§ **The exercise**: Where a line of the material contains the string "Parse", copy that line.

(Items from a data source)
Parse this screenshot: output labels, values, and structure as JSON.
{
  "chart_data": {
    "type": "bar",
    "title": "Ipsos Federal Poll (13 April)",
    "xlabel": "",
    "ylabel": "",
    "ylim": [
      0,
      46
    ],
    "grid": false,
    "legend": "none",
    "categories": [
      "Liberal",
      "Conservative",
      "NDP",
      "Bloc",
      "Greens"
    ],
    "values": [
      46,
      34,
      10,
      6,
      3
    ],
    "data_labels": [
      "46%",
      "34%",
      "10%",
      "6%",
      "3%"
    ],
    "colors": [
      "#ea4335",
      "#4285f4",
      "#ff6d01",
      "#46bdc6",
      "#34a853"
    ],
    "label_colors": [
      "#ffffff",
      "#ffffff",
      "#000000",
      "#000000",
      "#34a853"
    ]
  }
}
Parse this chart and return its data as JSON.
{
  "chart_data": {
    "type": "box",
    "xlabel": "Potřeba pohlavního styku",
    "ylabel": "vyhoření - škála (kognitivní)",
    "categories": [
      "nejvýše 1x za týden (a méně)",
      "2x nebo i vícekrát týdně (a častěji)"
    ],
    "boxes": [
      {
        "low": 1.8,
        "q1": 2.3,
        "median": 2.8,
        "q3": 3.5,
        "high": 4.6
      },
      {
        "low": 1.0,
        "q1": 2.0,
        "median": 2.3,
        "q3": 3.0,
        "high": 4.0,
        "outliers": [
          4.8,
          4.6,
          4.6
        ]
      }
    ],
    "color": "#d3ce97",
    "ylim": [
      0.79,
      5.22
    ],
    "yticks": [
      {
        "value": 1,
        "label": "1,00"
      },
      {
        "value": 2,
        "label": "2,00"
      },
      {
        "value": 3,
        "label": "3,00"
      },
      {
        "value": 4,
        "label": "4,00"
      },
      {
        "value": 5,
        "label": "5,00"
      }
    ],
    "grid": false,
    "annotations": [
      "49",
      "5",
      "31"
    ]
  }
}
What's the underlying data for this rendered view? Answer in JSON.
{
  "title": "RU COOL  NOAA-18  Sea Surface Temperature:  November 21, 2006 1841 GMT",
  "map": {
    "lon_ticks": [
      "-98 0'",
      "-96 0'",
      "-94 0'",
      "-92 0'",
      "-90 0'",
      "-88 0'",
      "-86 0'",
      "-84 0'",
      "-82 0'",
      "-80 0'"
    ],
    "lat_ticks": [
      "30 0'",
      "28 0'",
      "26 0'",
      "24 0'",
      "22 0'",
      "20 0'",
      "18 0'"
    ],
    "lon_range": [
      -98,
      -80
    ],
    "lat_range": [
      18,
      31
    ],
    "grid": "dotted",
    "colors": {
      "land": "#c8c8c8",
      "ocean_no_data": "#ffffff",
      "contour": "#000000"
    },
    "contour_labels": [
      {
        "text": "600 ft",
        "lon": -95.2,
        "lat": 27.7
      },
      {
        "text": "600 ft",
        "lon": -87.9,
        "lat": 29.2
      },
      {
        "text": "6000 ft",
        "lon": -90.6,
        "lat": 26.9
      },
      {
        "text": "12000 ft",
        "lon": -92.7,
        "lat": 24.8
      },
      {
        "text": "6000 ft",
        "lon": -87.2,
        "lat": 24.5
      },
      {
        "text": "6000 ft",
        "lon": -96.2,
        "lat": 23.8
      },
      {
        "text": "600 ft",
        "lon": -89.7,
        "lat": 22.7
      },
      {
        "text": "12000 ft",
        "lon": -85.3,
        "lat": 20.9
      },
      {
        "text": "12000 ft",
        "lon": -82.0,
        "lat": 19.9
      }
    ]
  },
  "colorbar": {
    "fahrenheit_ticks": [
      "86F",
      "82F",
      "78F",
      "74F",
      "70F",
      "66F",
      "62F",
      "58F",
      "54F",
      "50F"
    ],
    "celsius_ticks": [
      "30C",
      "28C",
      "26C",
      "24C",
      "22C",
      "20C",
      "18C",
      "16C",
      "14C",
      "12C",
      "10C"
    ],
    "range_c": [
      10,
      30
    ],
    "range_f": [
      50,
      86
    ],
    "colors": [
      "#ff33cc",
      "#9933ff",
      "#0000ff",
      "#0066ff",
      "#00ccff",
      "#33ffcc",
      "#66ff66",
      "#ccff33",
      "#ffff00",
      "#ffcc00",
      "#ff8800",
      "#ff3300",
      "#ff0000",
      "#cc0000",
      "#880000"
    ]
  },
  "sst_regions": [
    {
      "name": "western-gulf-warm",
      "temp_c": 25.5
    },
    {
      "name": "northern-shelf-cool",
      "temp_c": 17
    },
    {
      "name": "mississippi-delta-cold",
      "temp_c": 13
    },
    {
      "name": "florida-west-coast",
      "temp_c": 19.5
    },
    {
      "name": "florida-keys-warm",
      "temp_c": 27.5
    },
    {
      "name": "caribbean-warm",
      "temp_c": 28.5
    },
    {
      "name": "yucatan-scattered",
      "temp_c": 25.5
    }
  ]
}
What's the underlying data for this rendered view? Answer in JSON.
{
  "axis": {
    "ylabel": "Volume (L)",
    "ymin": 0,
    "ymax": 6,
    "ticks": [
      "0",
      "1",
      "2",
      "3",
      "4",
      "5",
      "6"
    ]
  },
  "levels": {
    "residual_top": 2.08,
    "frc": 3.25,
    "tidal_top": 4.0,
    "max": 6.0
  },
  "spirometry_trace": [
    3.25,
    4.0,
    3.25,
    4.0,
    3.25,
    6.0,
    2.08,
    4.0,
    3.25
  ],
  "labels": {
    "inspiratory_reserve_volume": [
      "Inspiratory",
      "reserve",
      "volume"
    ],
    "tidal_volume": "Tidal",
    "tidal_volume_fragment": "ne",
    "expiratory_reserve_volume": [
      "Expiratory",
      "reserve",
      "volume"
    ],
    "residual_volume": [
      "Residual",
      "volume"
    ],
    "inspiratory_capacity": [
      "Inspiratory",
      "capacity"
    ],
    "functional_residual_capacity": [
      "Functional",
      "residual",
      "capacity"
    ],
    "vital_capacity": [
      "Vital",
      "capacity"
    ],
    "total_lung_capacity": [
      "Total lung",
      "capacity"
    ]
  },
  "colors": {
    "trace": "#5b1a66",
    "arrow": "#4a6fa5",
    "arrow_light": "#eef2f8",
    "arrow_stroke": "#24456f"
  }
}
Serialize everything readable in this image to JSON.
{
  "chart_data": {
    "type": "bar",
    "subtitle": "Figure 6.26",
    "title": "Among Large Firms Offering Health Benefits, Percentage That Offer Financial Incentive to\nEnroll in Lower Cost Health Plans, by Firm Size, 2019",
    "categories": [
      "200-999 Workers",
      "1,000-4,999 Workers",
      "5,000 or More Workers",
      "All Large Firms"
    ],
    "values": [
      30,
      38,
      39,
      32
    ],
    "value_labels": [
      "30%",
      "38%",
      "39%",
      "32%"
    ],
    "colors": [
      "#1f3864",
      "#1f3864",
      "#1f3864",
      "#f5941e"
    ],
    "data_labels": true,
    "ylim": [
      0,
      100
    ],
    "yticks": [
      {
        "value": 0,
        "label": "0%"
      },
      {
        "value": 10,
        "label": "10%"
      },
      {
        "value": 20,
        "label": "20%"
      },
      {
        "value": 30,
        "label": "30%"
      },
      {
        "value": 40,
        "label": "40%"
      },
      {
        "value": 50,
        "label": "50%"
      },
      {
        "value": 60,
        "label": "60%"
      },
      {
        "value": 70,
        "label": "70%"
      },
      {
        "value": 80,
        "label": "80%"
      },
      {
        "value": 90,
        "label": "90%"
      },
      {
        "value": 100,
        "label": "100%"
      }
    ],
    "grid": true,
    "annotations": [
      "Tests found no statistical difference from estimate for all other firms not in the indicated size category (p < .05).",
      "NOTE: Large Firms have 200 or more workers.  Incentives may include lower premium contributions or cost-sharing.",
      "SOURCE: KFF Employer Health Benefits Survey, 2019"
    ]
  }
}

§ **Solution to the problem**:
Parse this screenshot: output labels, values, and structure as JSON.
Parse this chart and return its data as JSON.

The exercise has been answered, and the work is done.